= Set task =
Copy out the data below verbatim.

= Data in this exercise =
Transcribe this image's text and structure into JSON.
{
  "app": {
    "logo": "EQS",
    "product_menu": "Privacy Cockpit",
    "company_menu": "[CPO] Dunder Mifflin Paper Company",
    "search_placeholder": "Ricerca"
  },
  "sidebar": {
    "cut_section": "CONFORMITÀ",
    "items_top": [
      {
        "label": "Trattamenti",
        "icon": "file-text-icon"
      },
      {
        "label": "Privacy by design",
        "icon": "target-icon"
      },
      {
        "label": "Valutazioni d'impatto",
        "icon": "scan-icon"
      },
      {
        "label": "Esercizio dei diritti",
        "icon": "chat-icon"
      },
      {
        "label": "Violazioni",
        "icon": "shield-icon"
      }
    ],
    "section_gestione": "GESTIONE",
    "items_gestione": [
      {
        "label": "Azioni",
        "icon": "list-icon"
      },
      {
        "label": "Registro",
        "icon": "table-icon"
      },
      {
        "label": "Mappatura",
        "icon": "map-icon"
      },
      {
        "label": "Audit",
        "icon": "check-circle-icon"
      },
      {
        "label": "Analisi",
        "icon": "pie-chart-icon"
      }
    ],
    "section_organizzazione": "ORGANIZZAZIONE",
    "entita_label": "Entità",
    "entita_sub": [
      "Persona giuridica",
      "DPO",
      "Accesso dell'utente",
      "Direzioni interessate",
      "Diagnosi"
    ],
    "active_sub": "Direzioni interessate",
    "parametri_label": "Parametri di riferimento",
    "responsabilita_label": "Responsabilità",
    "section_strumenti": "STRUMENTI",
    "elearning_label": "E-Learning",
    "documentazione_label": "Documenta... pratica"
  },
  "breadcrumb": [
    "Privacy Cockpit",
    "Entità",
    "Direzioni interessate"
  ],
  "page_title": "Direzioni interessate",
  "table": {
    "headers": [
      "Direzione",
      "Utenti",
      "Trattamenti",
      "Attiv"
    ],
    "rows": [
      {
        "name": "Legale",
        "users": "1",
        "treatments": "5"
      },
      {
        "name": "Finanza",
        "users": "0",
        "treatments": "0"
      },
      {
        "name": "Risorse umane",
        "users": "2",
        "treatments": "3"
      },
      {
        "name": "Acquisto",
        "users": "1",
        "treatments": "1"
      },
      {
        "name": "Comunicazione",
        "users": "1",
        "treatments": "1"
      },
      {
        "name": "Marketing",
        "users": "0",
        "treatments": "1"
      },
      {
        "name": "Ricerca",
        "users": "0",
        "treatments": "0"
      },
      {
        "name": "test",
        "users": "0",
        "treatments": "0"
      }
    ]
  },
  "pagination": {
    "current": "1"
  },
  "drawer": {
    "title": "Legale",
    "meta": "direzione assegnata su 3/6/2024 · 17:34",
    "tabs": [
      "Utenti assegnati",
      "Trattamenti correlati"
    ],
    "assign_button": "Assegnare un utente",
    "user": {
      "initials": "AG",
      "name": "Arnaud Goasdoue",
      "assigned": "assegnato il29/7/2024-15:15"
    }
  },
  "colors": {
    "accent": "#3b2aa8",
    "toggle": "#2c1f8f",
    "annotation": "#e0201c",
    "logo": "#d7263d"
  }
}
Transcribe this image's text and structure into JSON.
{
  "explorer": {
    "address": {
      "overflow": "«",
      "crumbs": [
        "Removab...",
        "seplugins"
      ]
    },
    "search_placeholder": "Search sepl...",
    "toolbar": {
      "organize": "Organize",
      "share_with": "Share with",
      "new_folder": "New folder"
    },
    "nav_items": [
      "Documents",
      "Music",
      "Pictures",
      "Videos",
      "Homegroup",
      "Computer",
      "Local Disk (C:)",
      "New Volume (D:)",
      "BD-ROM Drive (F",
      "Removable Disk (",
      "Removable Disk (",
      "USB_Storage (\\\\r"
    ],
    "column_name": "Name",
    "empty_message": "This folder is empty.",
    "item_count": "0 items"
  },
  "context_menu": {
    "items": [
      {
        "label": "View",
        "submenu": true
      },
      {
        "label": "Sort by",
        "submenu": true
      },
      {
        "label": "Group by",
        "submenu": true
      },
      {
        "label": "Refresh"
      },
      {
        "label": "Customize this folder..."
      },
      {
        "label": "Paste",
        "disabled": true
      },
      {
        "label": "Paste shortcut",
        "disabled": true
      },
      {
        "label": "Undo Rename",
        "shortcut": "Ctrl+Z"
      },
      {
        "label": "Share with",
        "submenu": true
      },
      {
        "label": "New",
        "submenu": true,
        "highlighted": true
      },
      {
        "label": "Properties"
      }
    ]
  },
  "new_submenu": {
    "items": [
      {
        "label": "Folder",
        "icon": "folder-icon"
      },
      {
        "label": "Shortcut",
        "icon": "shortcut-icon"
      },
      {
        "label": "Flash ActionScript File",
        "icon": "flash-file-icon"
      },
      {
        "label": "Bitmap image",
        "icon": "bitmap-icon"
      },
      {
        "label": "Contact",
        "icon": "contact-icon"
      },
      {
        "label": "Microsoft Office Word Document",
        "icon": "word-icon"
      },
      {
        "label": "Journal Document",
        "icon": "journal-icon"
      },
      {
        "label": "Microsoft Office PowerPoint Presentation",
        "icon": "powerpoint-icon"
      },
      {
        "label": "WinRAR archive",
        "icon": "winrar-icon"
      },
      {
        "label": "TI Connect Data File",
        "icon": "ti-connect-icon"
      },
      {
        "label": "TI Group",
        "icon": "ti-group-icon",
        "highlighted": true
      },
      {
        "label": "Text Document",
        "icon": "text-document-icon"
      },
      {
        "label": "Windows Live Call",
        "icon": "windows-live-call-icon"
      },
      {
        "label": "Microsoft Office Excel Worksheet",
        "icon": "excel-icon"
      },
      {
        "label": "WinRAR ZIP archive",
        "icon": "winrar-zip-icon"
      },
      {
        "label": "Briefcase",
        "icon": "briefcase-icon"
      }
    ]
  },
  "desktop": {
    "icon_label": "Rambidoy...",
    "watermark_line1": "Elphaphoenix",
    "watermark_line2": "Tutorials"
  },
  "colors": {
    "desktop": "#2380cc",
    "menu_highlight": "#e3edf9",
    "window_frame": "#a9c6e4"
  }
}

= Result =
Transcribe this image's text and structure into JSON.
{
  "app": {
    "logo": "EQS",
    "product_menu": "Privacy Cockpit",
    "company_menu": "[CPO] Dunder Mifflin Paper Company",
    "search_placeholder": "Ricerca"
  },
  "sidebar": {
    "cut_section": "CONFORMITÀ",
    "items_top": [
      {
        "label": "Trattamenti",
        "icon": "file-text-icon"
      },
      {
        "label": "Privacy by design",
        "icon": "target-icon"
      },
      {
        "label": "Valutazioni d'impatto",
        "icon": "scan-icon"
      },
      {
        "label": "Esercizio dei diritti",
        "icon": "chat-icon"
      },
      {
        "label": "Violazioni",
        "icon": "shield-icon"
      }
    ],
    "section_gestione": "GESTIONE",
    "items_gestione": [
      {
        "label": "Azioni",
        "icon": "list-icon"
      },
      {
        "label": "Registro",
        "icon": "table-icon"
      },
      {
        "label": "Mappatura",
        "icon": "map-icon"
      },
      {
        "label": "Audit",
        "icon": "check-circle-icon"
      },
      {
        "label": "Analisi",
        "icon": "pie-chart-icon"
      }
    ],
    "section_organizzazione": "ORGANIZZAZIONE",
    "entita_label": "Entità",
    "entita_sub": [
      "Persona giuridica",
      "DPO",
      "Accesso dell'utente",
      "Direzioni interessate",
      "Diagnosi"
    ],
    "active_sub": "Direzioni interessate",
    "parametri_label": "Parametri di riferimento",
    "responsabilita_label": "Responsabilità",
    "section_strumenti": "STRUMENTI",
    "elearning_label": "E-Learning",
    "documentazione_label": "Documenta... pratica"
  },
  "breadcrumb": [
    "Privacy Cockpit",
    "Entità",
    "Direzioni interessate"
  ],
  "page_title": "Direzioni interessate",
  "table": {
    "headers": [
      "Direzione",
      "Utenti",
      "Trattamenti",
      "Attiv"
    ],
    "rows": [
      {
        "name": "Legale",
        "users": "1",
        "treatments": "5"
      },
      {
        "name": "Finanza",
        "users": "0",
        "treatments": "0"
      },
      {
        "name": "Risorse umane",
        "users": "2",
        "treatments": "3"
      },
      {
        "name": "Acquisto",
        "users": "1",
        "treatments": "1"
      },
      {
        "name": "Comunicazione",
        "users": "1",
        "treatments": "1"
      },
      {
        "name": "Marketing",
        "users": "0",
        "treatments": "1"
      },
      {
        "name": "Ricerca",
        "users": "0",
        "treatments": "0"
      },
      {
        "name": "test",
        "users": "0",
        "treatments": "0"
      }
    ]
  },
  "pagination": {
    "current": "1"
  },
  "drawer": {
    "title": "Legale",
    "meta": "direzione assegnata su 3/6/2024 · 17:34",
    "tabs": [
      "Utenti assegnati",
      "Trattamenti correlati"
    ],
    "assign_button": "Assegnare un utente",
    "user": {
      "initials": "AG",
      "name": "Arnaud Goasdoue",
      "assigned": "assegnato il29/7/2024-15:15"
    }
  },
  "colors": {
    "accent": "#3b2aa8",
    "toggle": "#2c1f8f",
    "annotation": "#e0201c",
    "logo": "#d7263d"
  }
}
Transcribe this image's text and structure into JSON.
{
  "explorer": {
    "address": {
      "overflow": "«",
      "crumbs": [
        "Removab...",
        "seplugins"
      ]
    },
    "search_placeholder": "Search sepl...",
    "toolbar": {
      "organize": "Organize",
      "share_with": "Share with",
      "new_folder": "New folder"
    },
    "nav_items": [
      "Documents",
      "Music",
      "Pictures",
      "Videos",
      "Homegroup",
      "Computer",
      "Local Disk (C:)",
      "New Volume (D:)",
      "BD-ROM Drive (F",
      "Removable Disk (",
      "Removable Disk (",
      "USB_Storage (\\\\r"
    ],
    "column_name": "Name",
    "empty_message": "This folder is empty.",
    "item_count": "0 items"
  },
  "context_menu": {
    "items": [
      {
        "label": "View",
        "submenu": true
      },
      {
        "label": "Sort by",
        "submenu": true
      },
      {
        "label": "Group by",
        "submenu": true
      },
      {
        "label": "Refresh"
      },
      {
        "label": "Customize this folder..."
      },
      {
        "label": "Paste",
        "disabled": true
      },
      {
        "label": "Paste shortcut",
        "disabled": true
      },
      {
        "label": "Undo Rename",
        "shortcut": "Ctrl+Z"
      },
      {
        "label": "Share with",
        "submenu": true
      },
      {
        "label": "New",
        "submenu": true,
        "highlighted": true
      },
      {
        "label": "Properties"
      }
    ]
  },
  "new_submenu": {
    "items": [
      {
        "label": "Folder",
        "icon": "folder-icon"
      },
      {
        "label": "Shortcut",
        "icon": "shortcut-icon"
      },
      {
        "label": "Flash ActionScript File",
        "icon": "flash-file-icon"
      },
      {
        "label": "Bitmap image",
        "icon": "bitmap-icon"
      },
      {
        "label": "Contact",
        "icon": "contact-icon"
      },
      {
        "label": "Microsoft Office Word Document",
        "icon": "word-icon"
      },
      {
        "label": "Journal Document",
        "icon": "journal-icon"
      },
      {
        "label": "Microsoft Office PowerPoint Presentation",
        "icon": "powerpoint-icon"
      },
      {
        "label": "WinRAR archive",
        "icon": "winrar-icon"
      },
      {
        "label": "TI Connect Data File",
        "icon": "ti-connect-icon"
      },
      {
        "label": "TI Group",
        "icon": "ti-group-icon",
        "highlighted": true
      },
      {
        "label": "Text Document",
        "icon": "text-document-icon"
      },
      {
        "label": "Windows Live Call",
        "icon": "windows-live-call-icon"
      },
      {
        "label": "Microsoft Office Excel Worksheet",
        "icon": "excel-icon"
      },
      {
        "label": "WinRAR ZIP archive",
        "icon": "winrar-zip-icon"
      },
      {
        "label": "Briefcase",
        "icon": "briefcase-icon"
      }
    ]
  },
  "desktop": {
    "icon_label": "Rambidoy...",
    "watermark_line1": "Elphaphoenix",
    "watermark_line2": "Tutorials"
  },
  "colors": {
    "desktop": "#2380cc",
    "menu_highlight": "#e3edf9",
    "window_frame": "#a9c6e4"
  }
}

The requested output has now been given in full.